_WRITTEN INSTRUCTION_
Gather all lines containing the string "النور" and copy them out.

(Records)
----------
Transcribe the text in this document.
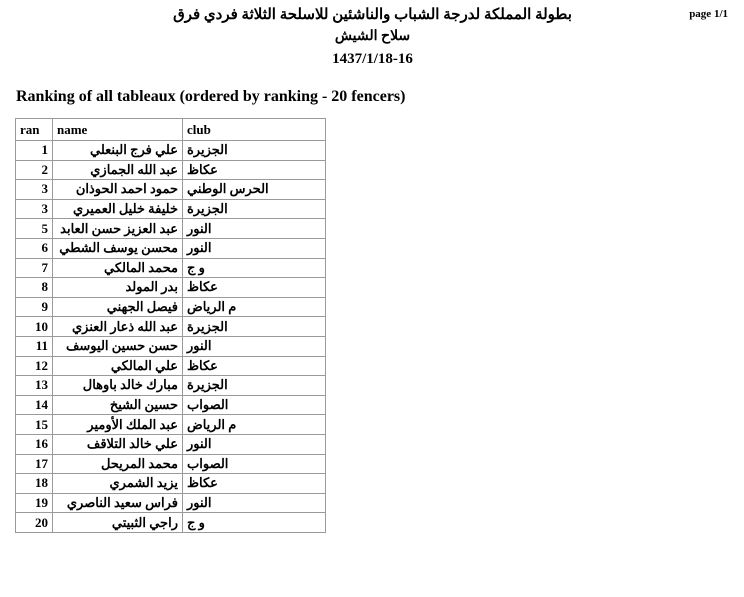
page 1/1
بطولة المملكة لدرجة الشباب والناشئين للاسلحة الثلاثة فردي فرق
سلاح الشيش
1437/1/18-16
Ranking of all tableaux (ordered by ranking - 20 fencers)
ran	name	club
1	علي فرج البنعلي	الجزيرة
2	عبد الله الجمازي	عكاظ
3	حمود احمد الحوذان	الحرس الوطني
3	خليفة خليل العميري	الجزيرة
5	عبد العزيز حسن العابد	النور
6	محسن يوسف الشطي	النور
7	محمد المالكي	و ج
8	بدر المولد	عكاظ
9	فيصل الجهني	م الرياض
10	عبد الله ذعار العنزي	الجزيرة
11	حسن حسين اليوسف	النور
12	علي المالكي	عكاظ
13	مبارك خالد باوهال	الجزيرة
14	حسين الشيخ	الصواب
15	عبد الملك الأومير	م الرياض
16	علي خالد التلاقف	النور
17	محمد المريحل	الصواب
18	يزيد الشمري	عكاظ
19	فراس سعيد الناصري	النور
20	راجي الثبيتي	و ج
----------
_WRITTEN SOLUTION_
5	عبد العزيز حسن العابد	النور
6	محسن يوسف الشطي	النور
11	حسن حسين اليوسف	النور
16	علي خالد التلاقف	النور
19	فراس سعيد الناصري	النور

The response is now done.